▸ TASK: Could you transcribe the material below exactly, without leaving out a single line?

○ ○ ○ ○

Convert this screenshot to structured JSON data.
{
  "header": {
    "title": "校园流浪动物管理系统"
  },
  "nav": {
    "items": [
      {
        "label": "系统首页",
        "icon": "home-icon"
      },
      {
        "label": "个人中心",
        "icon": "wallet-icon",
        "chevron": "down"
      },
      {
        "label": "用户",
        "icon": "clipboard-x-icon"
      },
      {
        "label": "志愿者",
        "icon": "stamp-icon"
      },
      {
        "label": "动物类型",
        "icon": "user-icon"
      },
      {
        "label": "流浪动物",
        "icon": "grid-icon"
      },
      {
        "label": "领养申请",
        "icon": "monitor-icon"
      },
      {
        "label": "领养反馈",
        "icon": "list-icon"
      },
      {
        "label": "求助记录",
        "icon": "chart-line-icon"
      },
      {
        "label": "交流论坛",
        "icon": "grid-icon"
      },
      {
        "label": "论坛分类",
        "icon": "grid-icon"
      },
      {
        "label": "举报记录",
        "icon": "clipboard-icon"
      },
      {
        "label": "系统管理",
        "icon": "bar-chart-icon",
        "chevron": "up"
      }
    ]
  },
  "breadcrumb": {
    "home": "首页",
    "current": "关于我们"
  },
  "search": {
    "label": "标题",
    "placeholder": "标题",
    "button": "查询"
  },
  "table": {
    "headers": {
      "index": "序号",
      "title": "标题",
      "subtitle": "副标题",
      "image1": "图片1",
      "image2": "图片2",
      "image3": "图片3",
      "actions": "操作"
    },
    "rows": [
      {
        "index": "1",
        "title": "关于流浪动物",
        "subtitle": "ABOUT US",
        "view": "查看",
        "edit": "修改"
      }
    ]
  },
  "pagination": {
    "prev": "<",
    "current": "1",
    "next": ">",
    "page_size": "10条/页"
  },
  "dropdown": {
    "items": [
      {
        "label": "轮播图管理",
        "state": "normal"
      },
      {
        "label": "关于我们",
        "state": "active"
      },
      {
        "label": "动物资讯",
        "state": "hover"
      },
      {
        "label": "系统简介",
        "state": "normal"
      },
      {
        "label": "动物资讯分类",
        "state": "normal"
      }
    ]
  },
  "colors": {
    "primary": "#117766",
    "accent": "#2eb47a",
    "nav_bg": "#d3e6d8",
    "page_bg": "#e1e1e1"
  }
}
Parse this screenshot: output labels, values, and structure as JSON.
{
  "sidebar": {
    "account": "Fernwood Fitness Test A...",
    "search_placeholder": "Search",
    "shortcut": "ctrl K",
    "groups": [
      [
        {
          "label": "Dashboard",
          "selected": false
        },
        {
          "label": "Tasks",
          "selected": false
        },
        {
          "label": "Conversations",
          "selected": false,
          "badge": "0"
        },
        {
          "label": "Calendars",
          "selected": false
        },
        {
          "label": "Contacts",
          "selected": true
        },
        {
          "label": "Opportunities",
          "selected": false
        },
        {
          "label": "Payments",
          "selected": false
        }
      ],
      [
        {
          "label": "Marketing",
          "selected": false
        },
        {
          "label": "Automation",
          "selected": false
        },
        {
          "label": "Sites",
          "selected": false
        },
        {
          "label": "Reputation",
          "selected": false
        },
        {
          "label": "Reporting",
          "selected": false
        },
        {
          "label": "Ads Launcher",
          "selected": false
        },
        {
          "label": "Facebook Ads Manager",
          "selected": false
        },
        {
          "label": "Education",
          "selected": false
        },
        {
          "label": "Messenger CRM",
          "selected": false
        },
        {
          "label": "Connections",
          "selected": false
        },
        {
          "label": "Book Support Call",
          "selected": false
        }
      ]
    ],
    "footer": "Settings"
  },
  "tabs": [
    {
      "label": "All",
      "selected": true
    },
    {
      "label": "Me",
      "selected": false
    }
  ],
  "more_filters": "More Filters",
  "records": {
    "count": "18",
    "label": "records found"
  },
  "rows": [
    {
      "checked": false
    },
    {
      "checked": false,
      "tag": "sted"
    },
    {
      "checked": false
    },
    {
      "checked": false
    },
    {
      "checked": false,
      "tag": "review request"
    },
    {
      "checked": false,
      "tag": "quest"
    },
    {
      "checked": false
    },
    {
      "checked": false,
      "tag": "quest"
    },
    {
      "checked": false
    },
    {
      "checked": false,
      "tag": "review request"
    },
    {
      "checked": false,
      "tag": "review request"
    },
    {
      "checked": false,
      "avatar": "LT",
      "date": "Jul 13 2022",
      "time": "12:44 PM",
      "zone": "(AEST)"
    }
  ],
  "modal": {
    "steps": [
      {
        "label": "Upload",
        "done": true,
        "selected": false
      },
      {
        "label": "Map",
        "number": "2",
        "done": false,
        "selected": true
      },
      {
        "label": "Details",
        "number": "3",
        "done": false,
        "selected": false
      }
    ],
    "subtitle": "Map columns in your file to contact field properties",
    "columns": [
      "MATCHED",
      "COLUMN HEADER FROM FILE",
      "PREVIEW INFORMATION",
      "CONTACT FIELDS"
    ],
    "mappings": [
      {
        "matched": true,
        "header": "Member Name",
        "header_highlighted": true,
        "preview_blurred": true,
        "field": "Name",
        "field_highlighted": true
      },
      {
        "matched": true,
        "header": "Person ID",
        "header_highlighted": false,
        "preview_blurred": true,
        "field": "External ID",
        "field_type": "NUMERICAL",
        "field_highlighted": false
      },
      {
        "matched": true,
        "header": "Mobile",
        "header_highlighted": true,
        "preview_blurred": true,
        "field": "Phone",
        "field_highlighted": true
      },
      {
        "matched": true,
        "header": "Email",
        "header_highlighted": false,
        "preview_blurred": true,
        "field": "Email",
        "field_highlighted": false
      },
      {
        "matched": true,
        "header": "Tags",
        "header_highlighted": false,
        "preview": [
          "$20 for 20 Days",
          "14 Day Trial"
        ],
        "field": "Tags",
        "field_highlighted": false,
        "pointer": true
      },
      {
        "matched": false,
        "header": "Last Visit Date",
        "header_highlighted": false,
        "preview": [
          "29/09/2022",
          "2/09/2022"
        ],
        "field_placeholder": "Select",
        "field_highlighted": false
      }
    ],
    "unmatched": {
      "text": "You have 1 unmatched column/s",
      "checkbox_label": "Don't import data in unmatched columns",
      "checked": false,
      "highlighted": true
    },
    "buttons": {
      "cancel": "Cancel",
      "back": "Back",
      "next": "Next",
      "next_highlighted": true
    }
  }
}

○ ○ ○ ○

▸ IN RESPONSE:
Convert this screenshot to structured JSON data.
{
  "header": {
    "title": "校园流浪动物管理系统"
  },
  "nav": {
    "items": [
      {
        "label": "系统首页",
        "icon": "home-icon"
      },
      {
        "label": "个人中心",
        "icon": "wallet-icon",
        "chevron": "down"
      },
      {
        "label": "用户",
        "icon": "clipboard-x-icon"
      },
      {
        "label": "志愿者",
        "icon": "stamp-icon"
      },
      {
        "label": "动物类型",
        "icon": "user-icon"
      },
      {
        "label": "流浪动物",
        "icon": "grid-icon"
      },
      {
        "label": "领养申请",
        "icon": "monitor-icon"
      },
      {
        "label": "领养反馈",
        "icon": "list-icon"
      },
      {
        "label": "求助记录",
        "icon": "chart-line-icon"
      },
      {
        "label": "交流论坛",
        "icon": "grid-icon"
      },
      {
        "label": "论坛分类",
        "icon": "grid-icon"
      },
      {
        "label": "举报记录",
        "icon": "clipboard-icon"
      },
      {
        "label": "系统管理",
        "icon": "bar-chart-icon",
        "chevron": "up"
      }
    ]
  },
  "breadcrumb": {
    "home": "首页",
    "current": "关于我们"
  },
  "search": {
    "label": "标题",
    "placeholder": "标题",
    "button": "查询"
  },
  "table": {
    "headers": {
      "index": "序号",
      "title": "标题",
      "subtitle": "副标题",
      "image1": "图片1",
      "image2": "图片2",
      "image3": "图片3",
      "actions": "操作"
    },
    "rows": [
      {
        "index": "1",
        "title": "关于流浪动物",
        "subtitle": "ABOUT US",
        "view": "查看",
        "edit": "修改"
      }
    ]
  },
  "pagination": {
    "prev": "<",
    "current": "1",
    "next": ">",
    "page_size": "10条/页"
  },
  "dropdown": {
    "items": [
      {
        "label": "轮播图管理",
        "state": "normal"
      },
      {
        "label": "关于我们",
        "state": "active"
      },
      {
        "label": "动物资讯",
        "state": "hover"
      },
      {
        "label": "系统简介",
        "state": "normal"
      },
      {
        "label": "动物资讯分类",
        "state": "normal"
      }
    ]
  },
  "colors": {
    "primary": "#117766",
    "accent": "#2eb47a",
    "nav_bg": "#d3e6d8",
    "page_bg": "#e1e1e1"
  }
}
Parse this screenshot: output labels, values, and structure as JSON.
{
  "sidebar": {
    "account": "Fernwood Fitness Test A...",
    "search_placeholder": "Search",
    "shortcut": "ctrl K",
    "groups": [
      [
        {
          "label": "Dashboard",
          "selected": false
        },
        {
          "label": "Tasks",
          "selected": false
        },
        {
          "label": "Conversations",
          "selected": false,
          "badge": "0"
        },
        {
          "label": "Calendars",
          "selected": false
        },
        {
          "label": "Contacts",
          "selected": true
        },
        {
          "label": "Opportunities",
          "selected": false
        },
        {
          "label": "Payments",
          "selected": false
        }
      ],
      [
        {
          "label": "Marketing",
          "selected": false
        },
        {
          "label": "Automation",
          "selected": false
        },
        {
          "label": "Sites",
          "selected": false
        },
        {
          "label": "Reputation",
          "selected": false
        },
        {
          "label": "Reporting",
          "selected": false
        },
        {
          "label": "Ads Launcher",
          "selected": false
        },
        {
          "label": "Facebook Ads Manager",
          "selected": false
        },
        {
          "label": "Education",
          "selected": false
        },
        {
          "label": "Messenger CRM",
          "selected": false
        },
        {
          "label": "Connections",
          "selected": false
        },
        {
          "label": "Book Support Call",
          "selected": false
        }
      ]
    ],
    "footer": "Settings"
  },
  "tabs": [
    {
      "label": "All",
      "selected": true
    },
    {
      "label": "Me",
      "selected": false
    }
  ],
  "more_filters": "More Filters",
  "records": {
    "count": "18",
    "label": "records found"
  },
  "rows": [
    {
      "checked": false
    },
    {
      "checked": false,
      "tag": "sted"
    },
    {
      "checked": false
    },
    {
      "checked": false
    },
    {
      "checked": false,
      "tag": "review request"
    },
    {
      "checked": false,
      "tag": "quest"
    },
    {
      "checked": false
    },
    {
      "checked": false,
      "tag": "quest"
    },
    {
      "checked": false
    },
    {
      "checked": false,
      "tag": "review request"
    },
    {
      "checked": false,
      "tag": "review request"
    },
    {
      "checked": false,
      "avatar": "LT",
      "date": "Jul 13 2022",
      "time": "12:44 PM",
      "zone": "(AEST)"
    }
  ],
  "modal": {
    "steps": [
      {
        "label": "Upload",
        "done": true,
        "selected": false
      },
      {
        "label": "Map",
        "number": "2",
        "done": false,
        "selected": true
      },
      {
        "label": "Details",
        "number": "3",
        "done": false,
        "selected": false
      }
    ],
    "subtitle": "Map columns in your file to contact field properties",
    "columns": [
      "MATCHED",
      "COLUMN HEADER FROM FILE",
      "PREVIEW INFORMATION",
      "CONTACT FIELDS"
    ],
    "mappings": [
      {
        "matched": true,
        "header": "Member Name",
        "header_highlighted": true,
        "preview_blurred": true,
        "field": "Name",
        "field_highlighted": true
      },
      {
        "matched": true,
        "header": "Person ID",
        "header_highlighted": false,
        "preview_blurred": true,
        "field": "External ID",
        "field_type": "NUMERICAL",
        "field_highlighted": false
      },
      {
        "matched": true,
        "header": "Mobile",
        "header_highlighted": true,
        "preview_blurred": true,
        "field": "Phone",
        "field_highlighted": true
      },
      {
        "matched": true,
        "header": "Email",
        "header_highlighted": false,
        "preview_blurred": true,
        "field": "Email",
        "field_highlighted": false
      },
      {
        "matched": true,
        "header": "Tags",
        "header_highlighted": false,
        "preview": [
          "$20 for 20 Days",
          "14 Day Trial"
        ],
        "field": "Tags",
        "field_highlighted": false,
        "pointer": true
      },
      {
        "matched": false,
        "header": "Last Visit Date",
        "header_highlighted": false,
        "preview": [
          "29/09/2022",
          "2/09/2022"
        ],
        "field_placeholder": "Select",
        "field_highlighted": false
      }
    ],
    "unmatched": {
      "text": "You have 1 unmatched column/s",
      "checkbox_label": "Don't import data in unmatched columns",
      "checked": false,
      "highlighted": true
    },
    "buttons": {
      "cancel": "Cancel",
      "back": "Back",
      "next": "Next",
      "next_highlighted": true
    }
  }
}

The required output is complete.